▶ Records from a data collection
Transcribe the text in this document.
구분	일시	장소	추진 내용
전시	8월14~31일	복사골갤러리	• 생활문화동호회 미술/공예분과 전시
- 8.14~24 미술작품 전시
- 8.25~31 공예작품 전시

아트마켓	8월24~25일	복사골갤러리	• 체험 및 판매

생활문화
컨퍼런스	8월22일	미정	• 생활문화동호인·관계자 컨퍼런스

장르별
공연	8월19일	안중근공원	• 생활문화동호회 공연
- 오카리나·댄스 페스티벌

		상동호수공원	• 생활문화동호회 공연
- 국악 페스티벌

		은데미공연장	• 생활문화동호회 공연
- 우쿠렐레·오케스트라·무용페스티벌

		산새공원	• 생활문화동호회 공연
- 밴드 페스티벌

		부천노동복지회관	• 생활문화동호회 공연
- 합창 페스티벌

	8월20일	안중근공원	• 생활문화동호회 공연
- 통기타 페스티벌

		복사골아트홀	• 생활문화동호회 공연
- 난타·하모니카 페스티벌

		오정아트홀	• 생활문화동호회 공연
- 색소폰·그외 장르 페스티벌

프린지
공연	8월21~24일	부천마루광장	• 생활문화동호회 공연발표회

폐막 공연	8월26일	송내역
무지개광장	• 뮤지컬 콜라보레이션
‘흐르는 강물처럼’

---

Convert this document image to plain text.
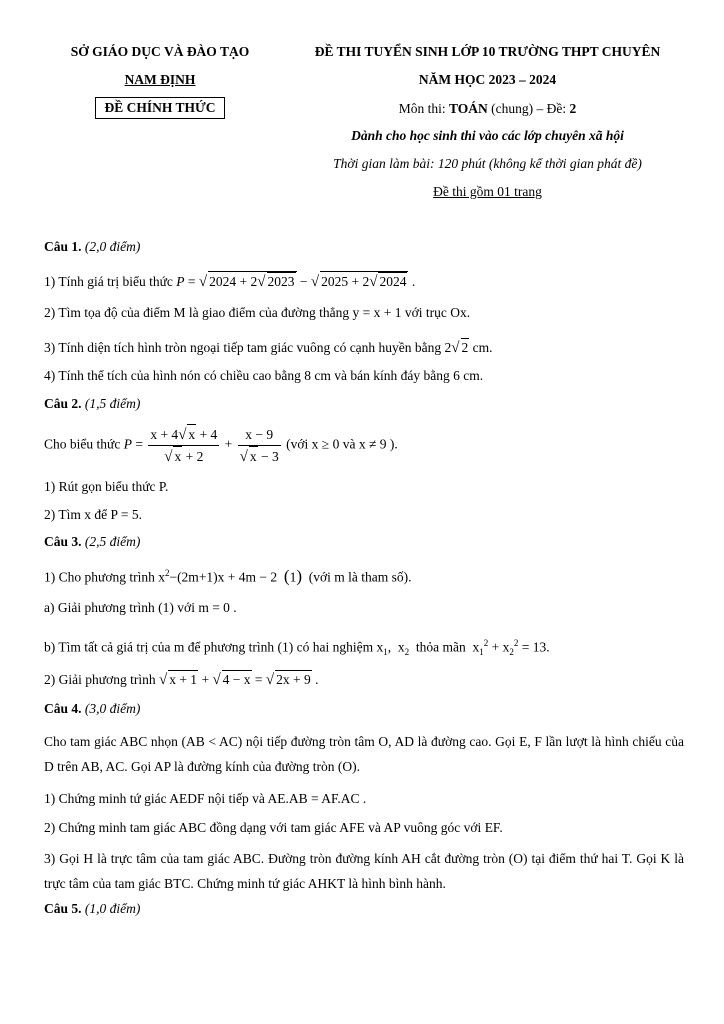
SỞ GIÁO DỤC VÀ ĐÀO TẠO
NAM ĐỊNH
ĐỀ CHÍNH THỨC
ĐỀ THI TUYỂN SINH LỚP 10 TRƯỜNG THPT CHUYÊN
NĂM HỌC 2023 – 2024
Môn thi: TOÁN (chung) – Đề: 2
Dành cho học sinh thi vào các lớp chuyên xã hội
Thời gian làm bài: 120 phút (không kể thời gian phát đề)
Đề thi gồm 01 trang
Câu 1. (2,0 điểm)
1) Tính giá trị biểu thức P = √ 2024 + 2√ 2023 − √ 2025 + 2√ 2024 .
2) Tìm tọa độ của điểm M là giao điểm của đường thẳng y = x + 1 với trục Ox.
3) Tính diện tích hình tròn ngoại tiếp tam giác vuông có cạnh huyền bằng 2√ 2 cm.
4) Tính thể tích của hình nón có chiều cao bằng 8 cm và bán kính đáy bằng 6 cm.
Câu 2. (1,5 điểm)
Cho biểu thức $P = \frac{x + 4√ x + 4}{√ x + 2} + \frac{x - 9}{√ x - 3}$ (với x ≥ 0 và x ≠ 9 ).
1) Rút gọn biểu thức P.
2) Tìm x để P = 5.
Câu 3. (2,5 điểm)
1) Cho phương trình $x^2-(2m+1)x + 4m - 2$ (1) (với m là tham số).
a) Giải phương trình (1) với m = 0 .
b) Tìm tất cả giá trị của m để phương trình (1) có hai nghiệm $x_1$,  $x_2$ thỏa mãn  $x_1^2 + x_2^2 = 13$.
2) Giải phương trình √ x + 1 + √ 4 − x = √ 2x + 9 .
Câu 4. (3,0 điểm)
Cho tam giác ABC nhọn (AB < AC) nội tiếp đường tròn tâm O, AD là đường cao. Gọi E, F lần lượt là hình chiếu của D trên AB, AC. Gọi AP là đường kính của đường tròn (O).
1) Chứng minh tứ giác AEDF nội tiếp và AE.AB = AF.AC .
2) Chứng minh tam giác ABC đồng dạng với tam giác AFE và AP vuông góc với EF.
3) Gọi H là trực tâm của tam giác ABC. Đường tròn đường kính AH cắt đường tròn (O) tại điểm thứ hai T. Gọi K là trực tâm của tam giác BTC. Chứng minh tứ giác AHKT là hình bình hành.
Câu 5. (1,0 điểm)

▶ Problem
Show every line in the entries where the string "minh" occurs.

▶ Result of this task
1) Chứng minh tứ giác AEDF nội tiếp và AE.AB = AF.AC .
2) Chứng minh tam giác ABC đồng dạng với tam giác AFE và AP vuông góc với EF.
3) Gọi H là trực tâm của tam giác ABC. Đường tròn đường kính AH cắt đường tròn (O) tại điểm thứ hai T. Gọi K là trực tâm của tam giác BTC. Chứng minh tứ giác AHKT là hình bình hành.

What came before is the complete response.